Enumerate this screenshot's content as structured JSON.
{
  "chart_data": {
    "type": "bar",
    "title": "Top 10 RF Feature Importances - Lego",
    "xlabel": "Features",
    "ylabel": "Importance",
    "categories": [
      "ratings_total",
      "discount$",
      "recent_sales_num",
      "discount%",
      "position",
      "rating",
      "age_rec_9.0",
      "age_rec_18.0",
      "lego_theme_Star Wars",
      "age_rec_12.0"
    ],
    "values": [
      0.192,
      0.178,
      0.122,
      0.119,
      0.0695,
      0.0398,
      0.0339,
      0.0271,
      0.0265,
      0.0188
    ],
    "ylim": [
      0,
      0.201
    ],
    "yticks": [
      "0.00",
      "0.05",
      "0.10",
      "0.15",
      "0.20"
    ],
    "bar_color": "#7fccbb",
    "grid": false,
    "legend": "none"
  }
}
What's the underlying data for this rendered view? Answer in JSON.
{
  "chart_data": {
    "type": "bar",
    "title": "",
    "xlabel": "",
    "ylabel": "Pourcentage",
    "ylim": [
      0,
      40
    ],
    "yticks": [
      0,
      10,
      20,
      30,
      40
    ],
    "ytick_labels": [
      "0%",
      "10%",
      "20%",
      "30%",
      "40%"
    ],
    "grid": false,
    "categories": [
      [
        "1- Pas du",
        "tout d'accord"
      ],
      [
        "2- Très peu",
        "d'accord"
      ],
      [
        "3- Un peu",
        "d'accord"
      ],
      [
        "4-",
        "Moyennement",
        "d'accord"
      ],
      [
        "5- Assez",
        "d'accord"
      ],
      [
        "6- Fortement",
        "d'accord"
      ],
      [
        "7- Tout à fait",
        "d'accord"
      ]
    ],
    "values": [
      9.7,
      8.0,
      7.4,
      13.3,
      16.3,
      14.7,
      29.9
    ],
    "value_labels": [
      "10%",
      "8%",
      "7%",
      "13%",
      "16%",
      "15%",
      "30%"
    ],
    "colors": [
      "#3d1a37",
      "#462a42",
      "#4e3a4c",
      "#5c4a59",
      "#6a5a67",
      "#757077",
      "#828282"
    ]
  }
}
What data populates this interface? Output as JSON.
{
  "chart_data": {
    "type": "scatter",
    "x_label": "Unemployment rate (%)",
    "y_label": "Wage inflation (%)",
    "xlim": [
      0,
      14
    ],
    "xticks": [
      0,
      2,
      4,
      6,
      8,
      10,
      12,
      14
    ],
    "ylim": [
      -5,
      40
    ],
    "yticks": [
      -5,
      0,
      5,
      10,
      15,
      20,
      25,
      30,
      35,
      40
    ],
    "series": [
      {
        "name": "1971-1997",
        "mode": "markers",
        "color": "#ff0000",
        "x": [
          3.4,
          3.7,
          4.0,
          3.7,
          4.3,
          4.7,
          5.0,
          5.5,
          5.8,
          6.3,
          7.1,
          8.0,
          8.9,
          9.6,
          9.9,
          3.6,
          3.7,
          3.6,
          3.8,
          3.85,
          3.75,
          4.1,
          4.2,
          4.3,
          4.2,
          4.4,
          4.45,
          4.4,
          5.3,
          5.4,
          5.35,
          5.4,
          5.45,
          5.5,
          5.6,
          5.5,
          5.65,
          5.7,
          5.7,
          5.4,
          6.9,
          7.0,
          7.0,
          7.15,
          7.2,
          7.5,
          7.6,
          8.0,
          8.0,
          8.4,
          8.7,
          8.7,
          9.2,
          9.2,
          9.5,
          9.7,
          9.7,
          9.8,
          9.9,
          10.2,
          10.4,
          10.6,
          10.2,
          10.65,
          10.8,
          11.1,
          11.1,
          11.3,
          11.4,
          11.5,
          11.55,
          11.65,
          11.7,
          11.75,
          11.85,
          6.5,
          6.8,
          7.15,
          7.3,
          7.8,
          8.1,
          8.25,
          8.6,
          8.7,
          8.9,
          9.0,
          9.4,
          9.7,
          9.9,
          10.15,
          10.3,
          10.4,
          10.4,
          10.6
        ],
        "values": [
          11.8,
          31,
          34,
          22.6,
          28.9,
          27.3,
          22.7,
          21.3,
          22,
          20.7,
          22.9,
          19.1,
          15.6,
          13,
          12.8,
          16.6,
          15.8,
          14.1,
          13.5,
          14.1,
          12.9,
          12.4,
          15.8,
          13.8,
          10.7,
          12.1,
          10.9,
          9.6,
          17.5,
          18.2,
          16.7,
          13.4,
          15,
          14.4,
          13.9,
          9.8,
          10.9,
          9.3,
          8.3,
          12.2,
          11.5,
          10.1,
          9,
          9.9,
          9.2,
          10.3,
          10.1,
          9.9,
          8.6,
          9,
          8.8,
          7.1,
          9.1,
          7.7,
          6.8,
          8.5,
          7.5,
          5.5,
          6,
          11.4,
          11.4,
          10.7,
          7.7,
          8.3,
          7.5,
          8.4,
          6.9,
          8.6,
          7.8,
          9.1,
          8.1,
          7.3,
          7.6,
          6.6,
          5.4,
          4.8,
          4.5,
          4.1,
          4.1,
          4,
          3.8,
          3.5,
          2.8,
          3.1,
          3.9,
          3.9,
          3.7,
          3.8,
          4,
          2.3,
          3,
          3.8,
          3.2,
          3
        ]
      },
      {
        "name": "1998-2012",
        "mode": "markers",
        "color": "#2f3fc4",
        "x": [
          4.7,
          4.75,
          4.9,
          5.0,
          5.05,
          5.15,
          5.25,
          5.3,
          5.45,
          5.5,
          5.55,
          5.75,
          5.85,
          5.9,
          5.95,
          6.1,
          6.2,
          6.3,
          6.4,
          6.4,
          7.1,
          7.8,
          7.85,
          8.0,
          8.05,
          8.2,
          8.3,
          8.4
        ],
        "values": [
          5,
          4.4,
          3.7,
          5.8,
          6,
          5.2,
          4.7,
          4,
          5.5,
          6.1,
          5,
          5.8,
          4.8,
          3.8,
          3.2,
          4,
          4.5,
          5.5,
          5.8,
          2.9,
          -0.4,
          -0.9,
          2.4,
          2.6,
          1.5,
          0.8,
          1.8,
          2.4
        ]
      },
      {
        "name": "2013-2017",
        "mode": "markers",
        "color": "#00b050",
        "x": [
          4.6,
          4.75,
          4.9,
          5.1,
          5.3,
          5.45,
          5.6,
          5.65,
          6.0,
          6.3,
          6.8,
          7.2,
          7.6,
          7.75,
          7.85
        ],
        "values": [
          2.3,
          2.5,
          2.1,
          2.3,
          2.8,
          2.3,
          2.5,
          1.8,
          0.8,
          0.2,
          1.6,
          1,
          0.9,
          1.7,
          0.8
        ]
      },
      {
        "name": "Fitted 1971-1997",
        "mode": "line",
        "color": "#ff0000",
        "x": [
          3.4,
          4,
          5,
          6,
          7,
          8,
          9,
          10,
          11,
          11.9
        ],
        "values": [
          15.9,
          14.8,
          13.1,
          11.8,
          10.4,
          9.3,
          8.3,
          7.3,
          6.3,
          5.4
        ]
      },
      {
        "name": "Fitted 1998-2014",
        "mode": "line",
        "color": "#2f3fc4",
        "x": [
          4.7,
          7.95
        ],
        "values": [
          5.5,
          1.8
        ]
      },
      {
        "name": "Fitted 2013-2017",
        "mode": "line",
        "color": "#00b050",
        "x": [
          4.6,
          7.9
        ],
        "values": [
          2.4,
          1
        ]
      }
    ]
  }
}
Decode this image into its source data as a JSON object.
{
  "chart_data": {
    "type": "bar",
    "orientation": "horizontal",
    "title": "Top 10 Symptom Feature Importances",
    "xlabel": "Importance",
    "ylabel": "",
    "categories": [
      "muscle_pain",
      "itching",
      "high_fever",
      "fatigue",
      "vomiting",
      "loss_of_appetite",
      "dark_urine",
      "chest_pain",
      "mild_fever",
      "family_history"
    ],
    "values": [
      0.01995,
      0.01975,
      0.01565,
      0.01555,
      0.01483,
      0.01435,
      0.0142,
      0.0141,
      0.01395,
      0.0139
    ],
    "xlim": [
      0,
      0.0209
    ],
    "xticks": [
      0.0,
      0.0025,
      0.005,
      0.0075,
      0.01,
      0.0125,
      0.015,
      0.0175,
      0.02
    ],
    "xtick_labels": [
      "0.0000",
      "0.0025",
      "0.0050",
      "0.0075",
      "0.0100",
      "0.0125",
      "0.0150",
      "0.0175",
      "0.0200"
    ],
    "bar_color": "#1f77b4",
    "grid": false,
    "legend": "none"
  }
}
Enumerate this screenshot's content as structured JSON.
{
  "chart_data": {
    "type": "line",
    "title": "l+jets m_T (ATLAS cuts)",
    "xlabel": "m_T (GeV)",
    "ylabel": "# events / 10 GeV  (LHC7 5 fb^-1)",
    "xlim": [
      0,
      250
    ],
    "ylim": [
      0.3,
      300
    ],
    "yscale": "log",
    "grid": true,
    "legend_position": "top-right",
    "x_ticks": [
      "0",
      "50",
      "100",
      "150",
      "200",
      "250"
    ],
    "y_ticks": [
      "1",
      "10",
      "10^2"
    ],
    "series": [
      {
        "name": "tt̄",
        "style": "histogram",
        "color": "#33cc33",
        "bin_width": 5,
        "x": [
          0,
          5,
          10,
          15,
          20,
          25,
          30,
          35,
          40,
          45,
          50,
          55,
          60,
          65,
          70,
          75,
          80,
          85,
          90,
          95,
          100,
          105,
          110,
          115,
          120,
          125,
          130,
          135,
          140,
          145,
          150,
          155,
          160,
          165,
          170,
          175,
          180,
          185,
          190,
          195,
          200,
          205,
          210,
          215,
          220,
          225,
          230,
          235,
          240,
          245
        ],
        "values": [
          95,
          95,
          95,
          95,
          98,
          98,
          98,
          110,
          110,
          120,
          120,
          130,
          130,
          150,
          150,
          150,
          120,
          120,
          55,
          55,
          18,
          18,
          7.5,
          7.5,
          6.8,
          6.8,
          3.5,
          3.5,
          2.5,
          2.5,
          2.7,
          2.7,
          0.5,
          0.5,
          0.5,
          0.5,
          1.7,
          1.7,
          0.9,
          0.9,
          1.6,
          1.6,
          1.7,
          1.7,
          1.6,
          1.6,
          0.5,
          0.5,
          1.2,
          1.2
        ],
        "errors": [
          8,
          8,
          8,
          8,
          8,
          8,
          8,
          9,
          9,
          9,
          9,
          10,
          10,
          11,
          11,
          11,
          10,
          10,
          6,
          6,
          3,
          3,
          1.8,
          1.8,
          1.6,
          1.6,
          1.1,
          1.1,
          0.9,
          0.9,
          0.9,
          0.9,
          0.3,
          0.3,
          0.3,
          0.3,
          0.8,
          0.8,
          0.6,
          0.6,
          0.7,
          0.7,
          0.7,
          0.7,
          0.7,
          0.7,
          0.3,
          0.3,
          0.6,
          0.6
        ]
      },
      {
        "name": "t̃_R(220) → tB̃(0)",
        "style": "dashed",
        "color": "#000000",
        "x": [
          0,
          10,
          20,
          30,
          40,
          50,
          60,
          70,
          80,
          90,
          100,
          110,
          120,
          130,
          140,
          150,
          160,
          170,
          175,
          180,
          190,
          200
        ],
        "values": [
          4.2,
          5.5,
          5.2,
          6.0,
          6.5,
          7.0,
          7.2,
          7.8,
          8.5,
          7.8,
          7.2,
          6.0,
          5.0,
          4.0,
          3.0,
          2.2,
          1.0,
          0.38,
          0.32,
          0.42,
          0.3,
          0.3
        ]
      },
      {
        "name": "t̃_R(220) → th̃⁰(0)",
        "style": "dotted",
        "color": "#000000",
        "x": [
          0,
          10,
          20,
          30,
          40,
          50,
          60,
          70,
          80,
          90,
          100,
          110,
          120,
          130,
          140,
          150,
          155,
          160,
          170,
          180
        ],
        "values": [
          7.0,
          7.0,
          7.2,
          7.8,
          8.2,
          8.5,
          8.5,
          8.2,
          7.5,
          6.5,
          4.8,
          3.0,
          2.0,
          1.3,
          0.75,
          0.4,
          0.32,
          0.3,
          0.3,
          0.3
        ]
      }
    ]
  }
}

* TASK INSTRUCTIONS
Work through the records above line by line and count those that hold the string "xlabel". Give only the result.

* SOLUTION TO THIS PROBLEM
4